● Lines of data:
'''

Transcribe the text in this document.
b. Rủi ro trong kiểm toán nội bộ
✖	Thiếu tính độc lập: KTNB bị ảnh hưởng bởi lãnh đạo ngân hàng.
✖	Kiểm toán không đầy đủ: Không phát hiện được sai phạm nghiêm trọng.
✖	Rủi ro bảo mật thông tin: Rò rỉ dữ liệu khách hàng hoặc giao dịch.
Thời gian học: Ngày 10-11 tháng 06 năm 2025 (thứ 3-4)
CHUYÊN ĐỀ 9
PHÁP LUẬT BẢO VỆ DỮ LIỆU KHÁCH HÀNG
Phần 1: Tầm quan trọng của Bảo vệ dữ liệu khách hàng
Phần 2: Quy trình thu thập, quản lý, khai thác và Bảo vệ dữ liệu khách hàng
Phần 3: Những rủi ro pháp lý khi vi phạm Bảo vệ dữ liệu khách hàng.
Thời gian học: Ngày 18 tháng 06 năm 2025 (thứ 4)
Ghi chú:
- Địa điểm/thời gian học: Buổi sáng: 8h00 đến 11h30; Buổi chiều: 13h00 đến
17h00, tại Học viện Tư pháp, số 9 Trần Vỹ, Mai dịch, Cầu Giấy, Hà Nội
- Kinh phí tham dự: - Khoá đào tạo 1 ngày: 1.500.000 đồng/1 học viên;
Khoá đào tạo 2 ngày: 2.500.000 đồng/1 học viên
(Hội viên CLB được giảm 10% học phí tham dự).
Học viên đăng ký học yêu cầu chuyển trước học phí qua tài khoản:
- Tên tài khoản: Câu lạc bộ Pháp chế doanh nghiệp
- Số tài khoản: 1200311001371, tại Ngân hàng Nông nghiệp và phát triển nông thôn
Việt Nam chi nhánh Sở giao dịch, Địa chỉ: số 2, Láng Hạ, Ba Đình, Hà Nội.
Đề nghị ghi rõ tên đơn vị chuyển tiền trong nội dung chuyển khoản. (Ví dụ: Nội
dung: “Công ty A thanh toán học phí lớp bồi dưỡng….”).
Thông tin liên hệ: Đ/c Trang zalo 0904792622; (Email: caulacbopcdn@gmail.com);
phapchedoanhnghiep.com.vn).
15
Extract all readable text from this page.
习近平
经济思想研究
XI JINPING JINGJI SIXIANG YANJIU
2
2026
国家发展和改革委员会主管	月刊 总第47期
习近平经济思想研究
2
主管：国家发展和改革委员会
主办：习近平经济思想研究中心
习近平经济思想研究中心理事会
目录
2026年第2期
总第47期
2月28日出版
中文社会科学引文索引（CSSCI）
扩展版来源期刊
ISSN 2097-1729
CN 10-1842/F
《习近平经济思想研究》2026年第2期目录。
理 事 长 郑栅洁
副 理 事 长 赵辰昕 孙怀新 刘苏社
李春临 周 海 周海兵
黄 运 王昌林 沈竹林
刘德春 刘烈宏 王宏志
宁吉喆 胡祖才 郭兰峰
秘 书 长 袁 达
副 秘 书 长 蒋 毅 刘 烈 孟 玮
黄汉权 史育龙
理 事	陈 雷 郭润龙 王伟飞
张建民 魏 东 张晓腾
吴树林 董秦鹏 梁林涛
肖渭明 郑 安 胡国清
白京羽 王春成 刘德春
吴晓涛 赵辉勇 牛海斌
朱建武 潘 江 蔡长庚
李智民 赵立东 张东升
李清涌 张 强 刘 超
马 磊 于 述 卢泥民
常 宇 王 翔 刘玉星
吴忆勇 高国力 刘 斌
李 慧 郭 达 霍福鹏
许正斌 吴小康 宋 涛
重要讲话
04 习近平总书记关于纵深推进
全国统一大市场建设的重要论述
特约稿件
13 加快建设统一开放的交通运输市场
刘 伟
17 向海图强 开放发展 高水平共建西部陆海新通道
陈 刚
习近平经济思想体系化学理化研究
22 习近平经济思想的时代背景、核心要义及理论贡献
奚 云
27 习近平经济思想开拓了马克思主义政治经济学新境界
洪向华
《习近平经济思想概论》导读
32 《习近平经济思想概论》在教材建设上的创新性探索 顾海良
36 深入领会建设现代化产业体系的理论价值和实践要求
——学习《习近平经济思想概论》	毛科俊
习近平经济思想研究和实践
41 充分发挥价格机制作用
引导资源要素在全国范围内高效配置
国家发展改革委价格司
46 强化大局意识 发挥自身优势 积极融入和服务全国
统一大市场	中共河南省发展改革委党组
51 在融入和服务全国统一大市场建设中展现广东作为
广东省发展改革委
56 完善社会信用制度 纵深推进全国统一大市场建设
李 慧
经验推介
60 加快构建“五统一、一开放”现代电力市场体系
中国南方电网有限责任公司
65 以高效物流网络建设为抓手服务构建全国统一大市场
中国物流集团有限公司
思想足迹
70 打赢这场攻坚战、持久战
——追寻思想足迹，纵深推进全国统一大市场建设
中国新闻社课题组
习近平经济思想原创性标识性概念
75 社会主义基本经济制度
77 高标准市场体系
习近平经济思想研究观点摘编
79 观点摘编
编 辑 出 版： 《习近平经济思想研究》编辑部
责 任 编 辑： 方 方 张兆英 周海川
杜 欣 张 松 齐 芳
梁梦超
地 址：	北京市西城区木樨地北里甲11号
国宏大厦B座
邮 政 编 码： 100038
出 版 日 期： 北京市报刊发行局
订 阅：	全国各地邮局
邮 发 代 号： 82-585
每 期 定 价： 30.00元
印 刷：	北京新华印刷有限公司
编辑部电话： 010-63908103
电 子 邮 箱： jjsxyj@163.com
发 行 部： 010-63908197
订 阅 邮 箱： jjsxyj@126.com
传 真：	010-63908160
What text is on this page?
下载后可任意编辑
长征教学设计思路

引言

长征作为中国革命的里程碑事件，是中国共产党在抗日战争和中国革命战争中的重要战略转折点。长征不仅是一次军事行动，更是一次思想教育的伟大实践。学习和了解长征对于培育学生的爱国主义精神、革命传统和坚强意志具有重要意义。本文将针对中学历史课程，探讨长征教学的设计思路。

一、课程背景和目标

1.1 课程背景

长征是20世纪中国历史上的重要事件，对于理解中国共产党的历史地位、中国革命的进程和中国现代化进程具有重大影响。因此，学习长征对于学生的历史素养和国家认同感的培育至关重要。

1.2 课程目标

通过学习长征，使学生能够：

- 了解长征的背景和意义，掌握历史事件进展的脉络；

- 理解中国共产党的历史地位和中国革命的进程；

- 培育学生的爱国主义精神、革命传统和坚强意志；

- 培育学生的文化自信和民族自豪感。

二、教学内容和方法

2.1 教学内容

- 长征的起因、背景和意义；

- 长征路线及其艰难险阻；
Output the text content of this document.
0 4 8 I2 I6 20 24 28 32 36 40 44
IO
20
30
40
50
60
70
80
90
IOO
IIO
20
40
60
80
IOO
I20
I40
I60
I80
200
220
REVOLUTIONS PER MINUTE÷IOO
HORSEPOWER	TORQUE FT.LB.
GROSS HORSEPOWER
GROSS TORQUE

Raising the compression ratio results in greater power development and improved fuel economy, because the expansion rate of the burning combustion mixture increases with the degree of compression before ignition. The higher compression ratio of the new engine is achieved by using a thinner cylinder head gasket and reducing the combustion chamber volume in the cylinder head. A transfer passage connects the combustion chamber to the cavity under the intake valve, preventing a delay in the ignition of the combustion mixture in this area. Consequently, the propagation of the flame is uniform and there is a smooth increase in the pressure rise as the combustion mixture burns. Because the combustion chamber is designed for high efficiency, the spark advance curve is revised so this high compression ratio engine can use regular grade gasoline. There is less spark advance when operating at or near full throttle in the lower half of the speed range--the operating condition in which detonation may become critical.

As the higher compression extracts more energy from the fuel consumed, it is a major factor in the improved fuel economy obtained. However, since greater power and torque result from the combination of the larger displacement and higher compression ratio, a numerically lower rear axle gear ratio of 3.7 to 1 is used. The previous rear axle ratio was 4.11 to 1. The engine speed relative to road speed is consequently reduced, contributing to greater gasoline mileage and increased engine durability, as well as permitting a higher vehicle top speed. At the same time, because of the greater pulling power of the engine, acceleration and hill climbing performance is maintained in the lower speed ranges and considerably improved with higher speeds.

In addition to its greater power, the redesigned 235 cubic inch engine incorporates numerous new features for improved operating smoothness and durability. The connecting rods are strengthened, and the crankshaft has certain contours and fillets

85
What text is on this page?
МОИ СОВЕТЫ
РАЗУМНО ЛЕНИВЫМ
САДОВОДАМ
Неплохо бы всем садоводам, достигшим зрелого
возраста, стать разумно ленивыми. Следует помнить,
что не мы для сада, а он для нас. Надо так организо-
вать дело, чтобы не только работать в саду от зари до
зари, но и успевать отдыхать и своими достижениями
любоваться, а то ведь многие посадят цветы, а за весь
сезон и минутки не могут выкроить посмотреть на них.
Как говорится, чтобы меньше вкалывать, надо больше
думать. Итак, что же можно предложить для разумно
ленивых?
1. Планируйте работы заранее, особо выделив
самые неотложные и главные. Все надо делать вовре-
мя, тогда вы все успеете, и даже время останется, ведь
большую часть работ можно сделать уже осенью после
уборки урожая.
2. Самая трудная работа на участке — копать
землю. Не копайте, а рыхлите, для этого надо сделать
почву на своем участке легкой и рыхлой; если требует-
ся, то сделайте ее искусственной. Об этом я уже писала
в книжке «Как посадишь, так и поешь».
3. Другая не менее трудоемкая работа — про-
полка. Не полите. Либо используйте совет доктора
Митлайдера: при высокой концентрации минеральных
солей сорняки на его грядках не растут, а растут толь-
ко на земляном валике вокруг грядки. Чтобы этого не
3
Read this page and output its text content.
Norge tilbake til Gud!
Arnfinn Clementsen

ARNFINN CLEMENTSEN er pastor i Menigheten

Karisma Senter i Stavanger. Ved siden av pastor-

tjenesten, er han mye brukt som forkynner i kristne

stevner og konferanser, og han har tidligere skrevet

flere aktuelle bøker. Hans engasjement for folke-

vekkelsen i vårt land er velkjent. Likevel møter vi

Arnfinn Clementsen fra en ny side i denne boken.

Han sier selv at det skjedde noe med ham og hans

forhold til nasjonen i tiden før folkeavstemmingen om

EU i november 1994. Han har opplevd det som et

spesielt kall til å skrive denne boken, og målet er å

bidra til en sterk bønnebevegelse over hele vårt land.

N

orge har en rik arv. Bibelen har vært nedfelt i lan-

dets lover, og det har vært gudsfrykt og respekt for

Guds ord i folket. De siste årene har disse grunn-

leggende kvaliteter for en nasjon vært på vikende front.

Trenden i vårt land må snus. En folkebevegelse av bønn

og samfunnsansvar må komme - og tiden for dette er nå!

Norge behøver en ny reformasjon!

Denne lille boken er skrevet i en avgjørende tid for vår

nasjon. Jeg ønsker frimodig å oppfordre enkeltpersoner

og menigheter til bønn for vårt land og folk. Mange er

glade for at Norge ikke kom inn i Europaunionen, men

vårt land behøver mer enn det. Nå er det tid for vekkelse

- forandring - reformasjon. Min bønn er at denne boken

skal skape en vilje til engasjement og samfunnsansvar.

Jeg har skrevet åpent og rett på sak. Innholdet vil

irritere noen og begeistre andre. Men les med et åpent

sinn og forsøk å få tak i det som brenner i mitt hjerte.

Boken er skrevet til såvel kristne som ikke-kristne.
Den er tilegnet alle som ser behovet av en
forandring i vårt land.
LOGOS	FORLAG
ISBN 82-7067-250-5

'''

Within the data above, pick out all lines holding the word "engasjement".

● Exercise answer:
flere aktuelle bøker. Hans engasjement for folke-
skal skape en vilje til engasjement og samfunnsansvar.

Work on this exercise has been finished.